_Source data_.
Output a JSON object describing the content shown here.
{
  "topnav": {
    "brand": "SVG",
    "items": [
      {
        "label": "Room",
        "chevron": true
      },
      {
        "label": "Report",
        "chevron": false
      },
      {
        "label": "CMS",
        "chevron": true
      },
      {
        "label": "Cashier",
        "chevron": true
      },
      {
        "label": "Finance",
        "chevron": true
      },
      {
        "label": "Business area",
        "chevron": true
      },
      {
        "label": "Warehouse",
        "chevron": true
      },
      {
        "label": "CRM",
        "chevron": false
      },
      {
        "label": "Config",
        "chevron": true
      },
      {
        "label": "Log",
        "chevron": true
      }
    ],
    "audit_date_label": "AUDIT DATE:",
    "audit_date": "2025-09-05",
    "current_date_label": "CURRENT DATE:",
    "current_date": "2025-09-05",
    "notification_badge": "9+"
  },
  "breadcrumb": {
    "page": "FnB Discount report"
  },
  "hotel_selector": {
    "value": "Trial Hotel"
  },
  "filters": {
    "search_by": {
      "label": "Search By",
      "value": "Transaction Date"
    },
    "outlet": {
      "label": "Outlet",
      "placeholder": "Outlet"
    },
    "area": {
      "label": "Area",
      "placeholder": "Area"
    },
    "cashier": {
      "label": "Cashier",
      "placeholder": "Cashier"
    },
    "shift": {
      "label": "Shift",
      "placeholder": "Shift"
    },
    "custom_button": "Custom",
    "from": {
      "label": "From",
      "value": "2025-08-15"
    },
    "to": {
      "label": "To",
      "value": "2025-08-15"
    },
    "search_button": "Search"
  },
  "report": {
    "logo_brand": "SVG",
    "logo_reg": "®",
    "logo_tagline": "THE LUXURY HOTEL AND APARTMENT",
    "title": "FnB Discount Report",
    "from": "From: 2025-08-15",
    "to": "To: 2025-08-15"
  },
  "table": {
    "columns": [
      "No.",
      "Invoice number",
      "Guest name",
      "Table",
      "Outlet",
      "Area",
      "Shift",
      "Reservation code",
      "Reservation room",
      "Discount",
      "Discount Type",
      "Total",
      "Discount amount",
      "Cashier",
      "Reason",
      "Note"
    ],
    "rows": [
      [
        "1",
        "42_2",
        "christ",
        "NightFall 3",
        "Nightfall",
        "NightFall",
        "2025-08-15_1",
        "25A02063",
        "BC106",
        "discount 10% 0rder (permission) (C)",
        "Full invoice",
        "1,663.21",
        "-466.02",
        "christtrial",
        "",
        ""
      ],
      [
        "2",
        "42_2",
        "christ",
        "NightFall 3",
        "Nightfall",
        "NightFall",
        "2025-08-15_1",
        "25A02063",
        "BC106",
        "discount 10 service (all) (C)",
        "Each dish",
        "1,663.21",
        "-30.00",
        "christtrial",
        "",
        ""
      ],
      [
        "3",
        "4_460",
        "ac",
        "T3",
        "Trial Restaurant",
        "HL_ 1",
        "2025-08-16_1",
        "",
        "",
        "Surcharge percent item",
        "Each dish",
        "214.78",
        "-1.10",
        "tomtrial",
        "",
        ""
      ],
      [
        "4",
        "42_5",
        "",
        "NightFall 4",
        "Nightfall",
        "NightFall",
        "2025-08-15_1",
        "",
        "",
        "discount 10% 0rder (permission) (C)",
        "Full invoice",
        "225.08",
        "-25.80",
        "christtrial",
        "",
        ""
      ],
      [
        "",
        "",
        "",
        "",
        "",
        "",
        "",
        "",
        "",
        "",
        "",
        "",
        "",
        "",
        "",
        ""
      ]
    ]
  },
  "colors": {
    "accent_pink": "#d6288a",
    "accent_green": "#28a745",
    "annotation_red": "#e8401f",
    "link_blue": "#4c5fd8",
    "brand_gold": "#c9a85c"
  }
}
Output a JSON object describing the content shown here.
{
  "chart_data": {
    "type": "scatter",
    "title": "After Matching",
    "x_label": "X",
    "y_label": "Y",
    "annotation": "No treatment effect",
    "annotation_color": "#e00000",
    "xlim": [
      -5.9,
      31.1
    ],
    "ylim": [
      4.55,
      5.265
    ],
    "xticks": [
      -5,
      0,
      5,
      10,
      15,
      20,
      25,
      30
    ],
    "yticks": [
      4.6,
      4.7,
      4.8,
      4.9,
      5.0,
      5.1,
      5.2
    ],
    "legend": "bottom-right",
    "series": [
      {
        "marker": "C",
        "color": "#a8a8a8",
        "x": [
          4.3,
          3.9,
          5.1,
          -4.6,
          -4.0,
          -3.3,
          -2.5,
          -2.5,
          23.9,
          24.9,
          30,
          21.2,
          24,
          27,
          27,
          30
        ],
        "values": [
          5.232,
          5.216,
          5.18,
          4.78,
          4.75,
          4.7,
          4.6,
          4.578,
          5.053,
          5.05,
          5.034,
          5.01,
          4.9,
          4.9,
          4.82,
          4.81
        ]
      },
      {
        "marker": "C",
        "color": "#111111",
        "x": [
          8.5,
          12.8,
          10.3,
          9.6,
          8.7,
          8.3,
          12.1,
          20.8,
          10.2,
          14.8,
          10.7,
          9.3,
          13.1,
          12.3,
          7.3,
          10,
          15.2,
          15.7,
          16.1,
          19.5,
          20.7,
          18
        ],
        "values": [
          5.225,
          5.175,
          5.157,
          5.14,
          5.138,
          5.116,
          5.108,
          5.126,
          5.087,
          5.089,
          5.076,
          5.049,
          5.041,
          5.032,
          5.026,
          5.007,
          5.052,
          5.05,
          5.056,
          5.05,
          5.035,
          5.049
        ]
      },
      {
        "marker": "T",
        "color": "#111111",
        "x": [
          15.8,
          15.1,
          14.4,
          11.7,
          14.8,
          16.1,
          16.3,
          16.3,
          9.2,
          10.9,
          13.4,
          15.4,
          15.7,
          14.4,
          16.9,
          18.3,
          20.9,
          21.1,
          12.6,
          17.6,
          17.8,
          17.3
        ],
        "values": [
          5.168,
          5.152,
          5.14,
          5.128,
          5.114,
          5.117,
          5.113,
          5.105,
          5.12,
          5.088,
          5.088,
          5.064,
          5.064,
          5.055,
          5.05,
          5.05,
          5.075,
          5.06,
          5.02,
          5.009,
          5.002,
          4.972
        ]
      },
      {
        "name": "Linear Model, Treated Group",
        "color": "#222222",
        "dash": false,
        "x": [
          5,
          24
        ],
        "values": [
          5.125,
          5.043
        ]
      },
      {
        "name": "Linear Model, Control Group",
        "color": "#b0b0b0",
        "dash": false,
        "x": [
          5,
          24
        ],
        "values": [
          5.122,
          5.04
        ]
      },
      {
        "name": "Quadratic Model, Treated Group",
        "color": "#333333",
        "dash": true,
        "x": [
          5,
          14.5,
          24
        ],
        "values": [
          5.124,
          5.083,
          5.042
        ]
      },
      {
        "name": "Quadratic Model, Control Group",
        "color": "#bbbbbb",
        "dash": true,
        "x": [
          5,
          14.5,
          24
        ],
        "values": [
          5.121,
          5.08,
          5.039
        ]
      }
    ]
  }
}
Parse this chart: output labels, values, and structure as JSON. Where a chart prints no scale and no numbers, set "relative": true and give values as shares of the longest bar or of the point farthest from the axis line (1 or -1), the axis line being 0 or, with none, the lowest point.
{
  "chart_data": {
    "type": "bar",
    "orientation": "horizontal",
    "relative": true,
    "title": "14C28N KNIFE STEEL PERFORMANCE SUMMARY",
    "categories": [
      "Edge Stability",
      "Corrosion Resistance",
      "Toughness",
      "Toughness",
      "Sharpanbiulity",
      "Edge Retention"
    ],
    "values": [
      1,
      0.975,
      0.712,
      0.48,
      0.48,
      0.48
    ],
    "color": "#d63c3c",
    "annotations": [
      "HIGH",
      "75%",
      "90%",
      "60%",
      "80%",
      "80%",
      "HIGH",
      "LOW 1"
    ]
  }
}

_Goal of the exercise_. Every record shown above must be echoed exactly.

_Task response_.
Output a JSON object describing the content shown here.
{
  "topnav": {
    "brand": "SVG",
    "items": [
      {
        "label": "Room",
        "chevron": true
      },
      {
        "label": "Report",
        "chevron": false
      },
      {
        "label": "CMS",
        "chevron": true
      },
      {
        "label": "Cashier",
        "chevron": true
      },
      {
        "label": "Finance",
        "chevron": true
      },
      {
        "label": "Business area",
        "chevron": true
      },
      {
        "label": "Warehouse",
        "chevron": true
      },
      {
        "label": "CRM",
        "chevron": false
      },
      {
        "label": "Config",
        "chevron": true
      },
      {
        "label": "Log",
        "chevron": true
      }
    ],
    "audit_date_label": "AUDIT DATE:",
    "audit_date": "2025-09-05",
    "current_date_label": "CURRENT DATE:",
    "current_date": "2025-09-05",
    "notification_badge": "9+"
  },
  "breadcrumb": {
    "page": "FnB Discount report"
  },
  "hotel_selector": {
    "value": "Trial Hotel"
  },
  "filters": {
    "search_by": {
      "label": "Search By",
      "value": "Transaction Date"
    },
    "outlet": {
      "label": "Outlet",
      "placeholder": "Outlet"
    },
    "area": {
      "label": "Area",
      "placeholder": "Area"
    },
    "cashier": {
      "label": "Cashier",
      "placeholder": "Cashier"
    },
    "shift": {
      "label": "Shift",
      "placeholder": "Shift"
    },
    "custom_button": "Custom",
    "from": {
      "label": "From",
      "value": "2025-08-15"
    },
    "to": {
      "label": "To",
      "value": "2025-08-15"
    },
    "search_button": "Search"
  },
  "report": {
    "logo_brand": "SVG",
    "logo_reg": "®",
    "logo_tagline": "THE LUXURY HOTEL AND APARTMENT",
    "title": "FnB Discount Report",
    "from": "From: 2025-08-15",
    "to": "To: 2025-08-15"
  },
  "table": {
    "columns": [
      "No.",
      "Invoice number",
      "Guest name",
      "Table",
      "Outlet",
      "Area",
      "Shift",
      "Reservation code",
      "Reservation room",
      "Discount",
      "Discount Type",
      "Total",
      "Discount amount",
      "Cashier",
      "Reason",
      "Note"
    ],
    "rows": [
      [
        "1",
        "42_2",
        "christ",
        "NightFall 3",
        "Nightfall",
        "NightFall",
        "2025-08-15_1",
        "25A02063",
        "BC106",
        "discount 10% 0rder (permission) (C)",
        "Full invoice",
        "1,663.21",
        "-466.02",
        "christtrial",
        "",
        ""
      ],
      [
        "2",
        "42_2",
        "christ",
        "NightFall 3",
        "Nightfall",
        "NightFall",
        "2025-08-15_1",
        "25A02063",
        "BC106",
        "discount 10 service (all) (C)",
        "Each dish",
        "1,663.21",
        "-30.00",
        "christtrial",
        "",
        ""
      ],
      [
        "3",
        "4_460",
        "ac",
        "T3",
        "Trial Restaurant",
        "HL_ 1",
        "2025-08-16_1",
        "",
        "",
        "Surcharge percent item",
        "Each dish",
        "214.78",
        "-1.10",
        "tomtrial",
        "",
        ""
      ],
      [
        "4",
        "42_5",
        "",
        "NightFall 4",
        "Nightfall",
        "NightFall",
        "2025-08-15_1",
        "",
        "",
        "discount 10% 0rder (permission) (C)",
        "Full invoice",
        "225.08",
        "-25.80",
        "christtrial",
        "",
        ""
      ],
      [
        "",
        "",
        "",
        "",
        "",
        "",
        "",
        "",
        "",
        "",
        "",
        "",
        "",
        "",
        "",
        ""
      ]
    ]
  },
  "colors": {
    "accent_pink": "#d6288a",
    "accent_green": "#28a745",
    "annotation_red": "#e8401f",
    "link_blue": "#4c5fd8",
    "brand_gold": "#c9a85c"
  }
}
Output a JSON object describing the content shown here.
{
  "chart_data": {
    "type": "scatter",
    "title": "After Matching",
    "x_label": "X",
    "y_label": "Y",
    "annotation": "No treatment effect",
    "annotation_color": "#e00000",
    "xlim": [
      -5.9,
      31.1
    ],
    "ylim": [
      4.55,
      5.265
    ],
    "xticks": [
      -5,
      0,
      5,
      10,
      15,
      20,
      25,
      30
    ],
    "yticks": [
      4.6,
      4.7,
      4.8,
      4.9,
      5.0,
      5.1,
      5.2
    ],
    "legend": "bottom-right",
    "series": [
      {
        "marker": "C",
        "color": "#a8a8a8",
        "x": [
          4.3,
          3.9,
          5.1,
          -4.6,
          -4.0,
          -3.3,
          -2.5,
          -2.5,
          23.9,
          24.9,
          30,
          21.2,
          24,
          27,
          27,
          30
        ],
        "values": [
          5.232,
          5.216,
          5.18,
          4.78,
          4.75,
          4.7,
          4.6,
          4.578,
          5.053,
          5.05,
          5.034,
          5.01,
          4.9,
          4.9,
          4.82,
          4.81
        ]
      },
      {
        "marker": "C",
        "color": "#111111",
        "x": [
          8.5,
          12.8,
          10.3,
          9.6,
          8.7,
          8.3,
          12.1,
          20.8,
          10.2,
          14.8,
          10.7,
          9.3,
          13.1,
          12.3,
          7.3,
          10,
          15.2,
          15.7,
          16.1,
          19.5,
          20.7,
          18
        ],
        "values": [
          5.225,
          5.175,
          5.157,
          5.14,
          5.138,
          5.116,
          5.108,
          5.126,
          5.087,
          5.089,
          5.076,
          5.049,
          5.041,
          5.032,
          5.026,
          5.007,
          5.052,
          5.05,
          5.056,
          5.05,
          5.035,
          5.049
        ]
      },
      {
        "marker": "T",
        "color": "#111111",
        "x": [
          15.8,
          15.1,
          14.4,
          11.7,
          14.8,
          16.1,
          16.3,
          16.3,
          9.2,
          10.9,
          13.4,
          15.4,
          15.7,
          14.4,
          16.9,
          18.3,
          20.9,
          21.1,
          12.6,
          17.6,
          17.8,
          17.3
        ],
        "values": [
          5.168,
          5.152,
          5.14,
          5.128,
          5.114,
          5.117,
          5.113,
          5.105,
          5.12,
          5.088,
          5.088,
          5.064,
          5.064,
          5.055,
          5.05,
          5.05,
          5.075,
          5.06,
          5.02,
          5.009,
          5.002,
          4.972
        ]
      },
      {
        "name": "Linear Model, Treated Group",
        "color": "#222222",
        "dash": false,
        "x": [
          5,
          24
        ],
        "values": [
          5.125,
          5.043
        ]
      },
      {
        "name": "Linear Model, Control Group",
        "color": "#b0b0b0",
        "dash": false,
        "x": [
          5,
          24
        ],
        "values": [
          5.122,
          5.04
        ]
      },
      {
        "name": "Quadratic Model, Treated Group",
        "color": "#333333",
        "dash": true,
        "x": [
          5,
          14.5,
          24
        ],
        "values": [
          5.124,
          5.083,
          5.042
        ]
      },
      {
        "name": "Quadratic Model, Control Group",
        "color": "#bbbbbb",
        "dash": true,
        "x": [
          5,
          14.5,
          24
        ],
        "values": [
          5.121,
          5.08,
          5.039
        ]
      }
    ]
  }
}
Parse this chart: output labels, values, and structure as JSON. Where a chart prints no scale and no numbers, set "relative": true and give values as shares of the longest bar or of the point farthest from the axis line (1 or -1), the axis line being 0 or, with none, the lowest point.
{
  "chart_data": {
    "type": "bar",
    "orientation": "horizontal",
    "relative": true,
    "title": "14C28N KNIFE STEEL PERFORMANCE SUMMARY",
    "categories": [
      "Edge Stability",
      "Corrosion Resistance",
      "Toughness",
      "Toughness",
      "Sharpanbiulity",
      "Edge Retention"
    ],
    "values": [
      1,
      0.975,
      0.712,
      0.48,
      0.48,
      0.48
    ],
    "color": "#d63c3c",
    "annotations": [
      "HIGH",
      "75%",
      "90%",
      "60%",
      "80%",
      "80%",
      "HIGH",
      "LOW 1"
    ]
  }
}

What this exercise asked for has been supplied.